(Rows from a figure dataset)
----------

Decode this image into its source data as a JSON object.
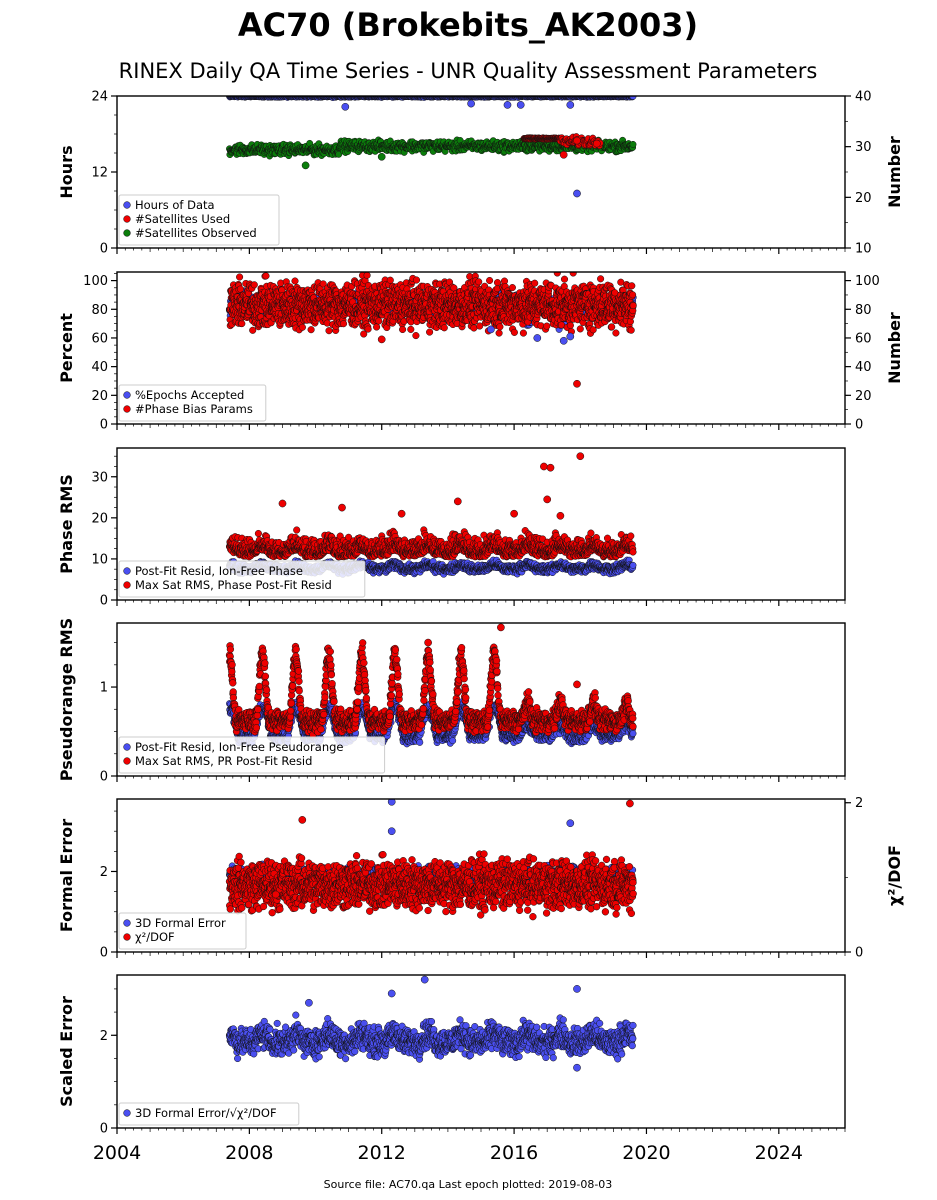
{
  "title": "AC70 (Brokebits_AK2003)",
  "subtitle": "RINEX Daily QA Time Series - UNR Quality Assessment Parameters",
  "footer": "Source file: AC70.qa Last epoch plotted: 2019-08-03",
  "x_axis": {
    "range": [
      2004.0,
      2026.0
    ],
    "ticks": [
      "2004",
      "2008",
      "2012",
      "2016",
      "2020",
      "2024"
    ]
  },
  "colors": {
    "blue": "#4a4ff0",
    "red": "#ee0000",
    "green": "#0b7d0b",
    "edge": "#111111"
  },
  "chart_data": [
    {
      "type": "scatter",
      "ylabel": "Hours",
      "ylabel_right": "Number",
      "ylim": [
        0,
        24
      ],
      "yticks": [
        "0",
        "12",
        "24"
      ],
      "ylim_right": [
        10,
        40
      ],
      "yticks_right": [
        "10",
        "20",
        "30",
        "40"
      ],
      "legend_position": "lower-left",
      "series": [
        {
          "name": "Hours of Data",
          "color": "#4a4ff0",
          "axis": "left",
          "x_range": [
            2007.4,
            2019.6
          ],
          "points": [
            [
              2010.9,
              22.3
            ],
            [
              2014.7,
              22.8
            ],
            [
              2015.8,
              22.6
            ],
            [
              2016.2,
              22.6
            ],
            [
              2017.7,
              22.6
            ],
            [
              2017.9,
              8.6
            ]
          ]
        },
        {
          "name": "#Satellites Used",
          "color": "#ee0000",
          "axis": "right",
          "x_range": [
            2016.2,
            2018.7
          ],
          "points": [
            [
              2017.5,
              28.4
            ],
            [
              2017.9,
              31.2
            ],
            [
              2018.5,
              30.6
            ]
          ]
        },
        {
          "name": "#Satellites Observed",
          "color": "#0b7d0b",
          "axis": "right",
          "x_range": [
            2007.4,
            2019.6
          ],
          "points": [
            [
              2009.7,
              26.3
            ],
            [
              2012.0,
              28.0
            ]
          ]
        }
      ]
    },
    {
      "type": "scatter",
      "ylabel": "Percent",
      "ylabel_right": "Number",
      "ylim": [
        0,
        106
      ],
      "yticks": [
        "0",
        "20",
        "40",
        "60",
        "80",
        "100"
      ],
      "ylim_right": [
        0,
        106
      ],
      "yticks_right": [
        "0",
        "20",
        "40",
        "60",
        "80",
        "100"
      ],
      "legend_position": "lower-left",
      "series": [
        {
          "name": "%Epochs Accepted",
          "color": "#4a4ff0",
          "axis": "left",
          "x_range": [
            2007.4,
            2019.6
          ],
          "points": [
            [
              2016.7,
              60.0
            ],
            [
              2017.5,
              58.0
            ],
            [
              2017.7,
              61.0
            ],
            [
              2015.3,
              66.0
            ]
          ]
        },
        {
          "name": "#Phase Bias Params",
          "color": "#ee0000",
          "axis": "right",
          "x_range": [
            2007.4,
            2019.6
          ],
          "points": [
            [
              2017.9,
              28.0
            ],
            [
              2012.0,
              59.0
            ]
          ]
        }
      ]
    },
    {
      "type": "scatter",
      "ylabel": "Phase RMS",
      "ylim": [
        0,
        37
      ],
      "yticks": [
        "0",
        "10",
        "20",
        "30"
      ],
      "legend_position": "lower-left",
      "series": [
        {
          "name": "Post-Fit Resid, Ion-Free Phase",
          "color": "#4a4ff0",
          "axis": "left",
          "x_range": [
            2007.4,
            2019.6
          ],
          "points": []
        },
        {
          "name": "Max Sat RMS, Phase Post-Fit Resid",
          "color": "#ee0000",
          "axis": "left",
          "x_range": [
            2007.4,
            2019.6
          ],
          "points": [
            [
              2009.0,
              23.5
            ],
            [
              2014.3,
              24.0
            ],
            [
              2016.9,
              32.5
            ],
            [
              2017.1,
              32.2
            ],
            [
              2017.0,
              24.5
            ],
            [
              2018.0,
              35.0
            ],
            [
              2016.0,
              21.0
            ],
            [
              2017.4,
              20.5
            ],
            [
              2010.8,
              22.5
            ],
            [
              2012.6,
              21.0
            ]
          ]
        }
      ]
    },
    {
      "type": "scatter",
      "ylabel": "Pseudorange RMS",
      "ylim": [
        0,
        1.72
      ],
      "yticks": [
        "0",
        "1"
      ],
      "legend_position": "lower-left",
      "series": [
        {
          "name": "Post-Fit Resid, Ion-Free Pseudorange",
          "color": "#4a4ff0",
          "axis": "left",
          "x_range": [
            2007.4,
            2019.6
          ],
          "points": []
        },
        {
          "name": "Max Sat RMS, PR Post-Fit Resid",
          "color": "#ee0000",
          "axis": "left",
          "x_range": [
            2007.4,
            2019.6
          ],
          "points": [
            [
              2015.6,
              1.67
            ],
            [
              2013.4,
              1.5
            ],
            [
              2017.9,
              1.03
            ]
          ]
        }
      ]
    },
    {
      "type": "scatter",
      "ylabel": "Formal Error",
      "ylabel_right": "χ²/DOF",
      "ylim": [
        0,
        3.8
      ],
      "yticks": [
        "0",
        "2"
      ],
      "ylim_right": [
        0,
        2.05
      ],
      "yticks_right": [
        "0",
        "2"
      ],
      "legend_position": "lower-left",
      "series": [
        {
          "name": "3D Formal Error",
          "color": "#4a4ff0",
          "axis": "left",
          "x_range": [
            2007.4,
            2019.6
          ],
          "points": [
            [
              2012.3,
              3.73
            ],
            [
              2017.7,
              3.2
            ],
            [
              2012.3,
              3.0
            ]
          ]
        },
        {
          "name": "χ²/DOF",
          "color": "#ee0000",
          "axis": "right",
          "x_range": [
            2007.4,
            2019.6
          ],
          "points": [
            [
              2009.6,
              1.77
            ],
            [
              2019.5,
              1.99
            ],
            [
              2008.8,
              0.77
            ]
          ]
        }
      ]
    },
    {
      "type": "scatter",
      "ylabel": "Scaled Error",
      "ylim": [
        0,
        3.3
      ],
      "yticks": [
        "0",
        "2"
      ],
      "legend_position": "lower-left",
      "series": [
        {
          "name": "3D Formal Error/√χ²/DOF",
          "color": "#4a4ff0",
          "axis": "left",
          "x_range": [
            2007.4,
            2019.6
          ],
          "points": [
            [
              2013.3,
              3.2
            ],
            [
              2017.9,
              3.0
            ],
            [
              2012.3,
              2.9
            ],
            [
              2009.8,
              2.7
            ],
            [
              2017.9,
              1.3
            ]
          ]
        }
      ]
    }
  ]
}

----------

◆ Given problem: Copy out every line of the listing that includes the string "Resid".

◆ Exercise solution:
          "name": "Post-Fit Resid, Ion-Free Phase",
          "name": "Max Sat RMS, Phase Post-Fit Resid",
          "name": "Post-Fit Resid, Ion-Free Pseudorange",
          "name": "Max Sat RMS, PR Post-Fit Resid",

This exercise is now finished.